• [Required action A]
Rewrite the jQuery Mobile performance tips from the words "Jquery Mobile - Improve" through "your app’s steps.", and use "slow" in place of "sluggish".
• [Required action B]
Extend the jQuery Mobile performance tips past their final sentence.

• [Supplied passage]
Wednesday, May 29, 2013

Jquery Mobile - Improve Performance

jQuery Mobile Performance Improvement

There are times when jQuery Mobile can seem a bit sluggish. If this is happening to your app, don’t worry, there is help available. Here are some tips that can put a spring back into your app’s steps.

Upgrade jQuery Mobile and jQuery

Besides fixing bugs and adding features, upgrading and using a new version of jQuery Mobile and jQuery can help with your app’s performance. You have to be careful when upgrading however. jQuery and jQuery Mobile are separate projects under development by separate teams. Occasionally a breaking change may be introduced. For example, jQuery 1.7.2 is not compatible with versions of jQuery Mobile prior to version 1.1.

Don’t Use .live()

The .live() method of jQuery was seen as a godsend when it was introduced to the API in version 1.3. In a typical jQuery app there can be a lot of DOM manipulation and it can become very tedious to hook and unhook as elements come and go. The .live() method made it possible to hook an event for the life of the app based on its selector. Great right? Wrong, the .live() method is extremely slow. The .live() method actually hooks its events to the document object, which means that the event must bubble up from the element that generated the event until it reaches the document. This can be amazingly time consuming.
It is now deprecated. The folks on the jQuery team no longer recommend its use and neither do I. Even though it can be tedious to hook and unhook events, your code will be much faster without the .live() method than with it.

Use the Active Page

One of jQuery Mobile’s most compelling feature is its ability to have a lot pseudo pages loaded in the DOM at one time. This is great for performance since a server call isn’t always need to go from one page to the next, but it can also slow down how long it takes jQuery to find DOM elements specified by a given selector. By using the active page in the selector you narrow down the part of the DOM that has to be searched for a given element. It is specified by:
 $.mobile.activePage.headerHeight = $("header", $.mobile.activePage).height();

Use prevent default

Just because you’ve already handled an event doesn’t stop the browser from wanting to handle it too. The jQuery event API includes a method call, event.preventDefault(). It tells the browser not to bother executing its default behavior and this behavior can take a relatively long time to execute.

• [Dataset]
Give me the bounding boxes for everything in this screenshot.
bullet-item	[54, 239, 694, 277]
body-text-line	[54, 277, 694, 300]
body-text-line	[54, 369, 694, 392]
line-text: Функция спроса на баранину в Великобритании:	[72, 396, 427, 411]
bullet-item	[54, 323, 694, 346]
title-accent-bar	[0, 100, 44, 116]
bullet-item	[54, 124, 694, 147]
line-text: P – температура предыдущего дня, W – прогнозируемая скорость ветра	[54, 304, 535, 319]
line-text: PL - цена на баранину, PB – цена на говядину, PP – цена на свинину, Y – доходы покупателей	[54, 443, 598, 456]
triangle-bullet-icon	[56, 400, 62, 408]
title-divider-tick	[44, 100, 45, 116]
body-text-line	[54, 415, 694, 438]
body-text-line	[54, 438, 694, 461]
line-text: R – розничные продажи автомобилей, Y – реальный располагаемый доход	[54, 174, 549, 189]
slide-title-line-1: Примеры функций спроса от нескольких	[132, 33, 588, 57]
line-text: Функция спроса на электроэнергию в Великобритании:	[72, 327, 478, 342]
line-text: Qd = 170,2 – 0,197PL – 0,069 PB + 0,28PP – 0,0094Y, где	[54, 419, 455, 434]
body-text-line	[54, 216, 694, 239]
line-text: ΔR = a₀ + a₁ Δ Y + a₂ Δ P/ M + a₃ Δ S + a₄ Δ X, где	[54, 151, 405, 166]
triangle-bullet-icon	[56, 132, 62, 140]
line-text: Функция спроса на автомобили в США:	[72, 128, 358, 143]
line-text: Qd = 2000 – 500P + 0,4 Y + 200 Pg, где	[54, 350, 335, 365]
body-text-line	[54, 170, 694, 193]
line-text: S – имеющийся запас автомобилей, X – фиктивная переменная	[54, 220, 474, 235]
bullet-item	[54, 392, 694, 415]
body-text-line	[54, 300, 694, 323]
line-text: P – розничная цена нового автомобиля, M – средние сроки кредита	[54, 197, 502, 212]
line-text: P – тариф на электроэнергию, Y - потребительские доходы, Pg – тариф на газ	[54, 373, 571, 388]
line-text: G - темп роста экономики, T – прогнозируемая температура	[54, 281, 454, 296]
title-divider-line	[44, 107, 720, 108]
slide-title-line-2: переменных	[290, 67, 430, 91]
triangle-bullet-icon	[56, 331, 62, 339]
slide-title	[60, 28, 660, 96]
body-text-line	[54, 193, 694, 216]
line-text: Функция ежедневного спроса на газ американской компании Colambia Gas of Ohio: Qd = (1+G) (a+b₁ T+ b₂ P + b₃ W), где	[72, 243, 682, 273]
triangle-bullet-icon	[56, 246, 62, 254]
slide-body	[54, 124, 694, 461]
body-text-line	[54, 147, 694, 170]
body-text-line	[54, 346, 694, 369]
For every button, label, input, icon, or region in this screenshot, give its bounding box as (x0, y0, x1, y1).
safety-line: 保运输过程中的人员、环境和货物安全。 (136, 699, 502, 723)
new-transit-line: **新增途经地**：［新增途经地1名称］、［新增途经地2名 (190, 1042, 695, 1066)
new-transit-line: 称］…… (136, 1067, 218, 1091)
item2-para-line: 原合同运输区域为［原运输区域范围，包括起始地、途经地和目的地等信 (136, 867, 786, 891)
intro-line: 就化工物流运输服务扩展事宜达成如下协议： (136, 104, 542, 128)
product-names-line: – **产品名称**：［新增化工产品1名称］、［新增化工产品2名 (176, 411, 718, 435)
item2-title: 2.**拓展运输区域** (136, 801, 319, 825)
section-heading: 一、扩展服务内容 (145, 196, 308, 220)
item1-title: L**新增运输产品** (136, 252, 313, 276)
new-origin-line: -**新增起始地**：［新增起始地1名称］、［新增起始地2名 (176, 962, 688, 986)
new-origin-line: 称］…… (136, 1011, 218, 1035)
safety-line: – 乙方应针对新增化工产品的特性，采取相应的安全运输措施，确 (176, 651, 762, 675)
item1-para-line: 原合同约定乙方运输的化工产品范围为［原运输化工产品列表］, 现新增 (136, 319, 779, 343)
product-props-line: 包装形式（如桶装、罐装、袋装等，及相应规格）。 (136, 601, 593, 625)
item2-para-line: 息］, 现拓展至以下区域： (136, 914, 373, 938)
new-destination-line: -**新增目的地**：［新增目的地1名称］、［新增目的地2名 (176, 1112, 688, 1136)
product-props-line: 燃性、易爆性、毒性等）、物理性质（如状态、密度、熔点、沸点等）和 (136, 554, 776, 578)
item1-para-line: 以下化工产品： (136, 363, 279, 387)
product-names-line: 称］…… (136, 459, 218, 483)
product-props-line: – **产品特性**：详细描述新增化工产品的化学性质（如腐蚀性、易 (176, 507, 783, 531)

• [Expected answer A]
Jquery Mobile - Improve Performance

jQuery Mobile Performance Improvement

There are times when jQuery Mobile can seem a bit slow. If this is happening to your app, don’t worry, there is help available. Here are some tips that can put a spring back into your app’s steps.

• [Expected answer B]
    $("button", $.mobile.activePage).tap(function(event){
        var key = $(this).attr("data-rockncoder-tag"),
            id = this.id;
        event.preventDefault();
        return false;
    });

Cache selectors

This is one a lot of novice jQuery Mobile developers miss. Every time you call jQuery with a selector it returns the results of the call. Normally you chain the results to another jQuery method, but you can also save the results of the call into a variable. The results of caching is, the next time around you don’t have to search the DOM for the same results again. Now this only works for elements that are not being dynamically modified. If you change the DOM, you will have to re-cache the selector.
var $scalePic = $("#scalePic"),
    $panPic = $("#panPic"),
    $hiddenPic = $("#hiddenPic"),

Summary

These are only a few tips and I am sure that there are a lot more out there. Hopefully these will help you to speed up your up your own jQuery Mobile app.